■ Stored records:
☆ ☆ ☆ ☆ ☆ ☆ ☆
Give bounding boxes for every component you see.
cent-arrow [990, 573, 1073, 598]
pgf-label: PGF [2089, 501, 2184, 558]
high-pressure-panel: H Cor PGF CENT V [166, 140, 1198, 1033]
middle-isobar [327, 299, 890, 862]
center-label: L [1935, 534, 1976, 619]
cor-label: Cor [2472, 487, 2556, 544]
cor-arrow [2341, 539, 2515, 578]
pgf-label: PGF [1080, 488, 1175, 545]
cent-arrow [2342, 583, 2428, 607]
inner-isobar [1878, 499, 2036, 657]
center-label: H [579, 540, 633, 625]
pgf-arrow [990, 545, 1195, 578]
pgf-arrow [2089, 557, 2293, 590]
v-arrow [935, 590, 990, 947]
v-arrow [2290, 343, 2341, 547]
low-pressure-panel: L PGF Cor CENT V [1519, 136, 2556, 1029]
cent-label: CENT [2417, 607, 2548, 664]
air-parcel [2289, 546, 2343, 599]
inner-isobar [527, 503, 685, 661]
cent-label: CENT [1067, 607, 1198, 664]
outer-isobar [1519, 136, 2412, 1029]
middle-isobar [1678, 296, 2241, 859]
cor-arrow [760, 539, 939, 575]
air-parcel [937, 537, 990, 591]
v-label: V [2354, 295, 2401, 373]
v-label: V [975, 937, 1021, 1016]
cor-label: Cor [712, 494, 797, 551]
☆ ☆ ☆ ☆ ☆ ☆ ☆
■ Task statement:
Please quote the rows above, from the very first one through the line that contains "center-label: H [579, 540, 633, 625]", keeping both of those lines and every line between them word for word.

■ Answer to this problem:
Give bounding boxes for every component you see.
cent-arrow [990, 573, 1073, 598]
pgf-label: PGF [2089, 501, 2184, 558]
high-pressure-panel: H Cor PGF CENT V [166, 140, 1198, 1033]
middle-isobar [327, 299, 890, 862]
center-label: L [1935, 534, 1976, 619]
cor-label: Cor [2472, 487, 2556, 544]
cor-arrow [2341, 539, 2515, 578]
pgf-label: PGF [1080, 488, 1175, 545]
cent-arrow [2342, 583, 2428, 607]
inner-isobar [1878, 499, 2036, 657]
center-label: H [579, 540, 633, 625]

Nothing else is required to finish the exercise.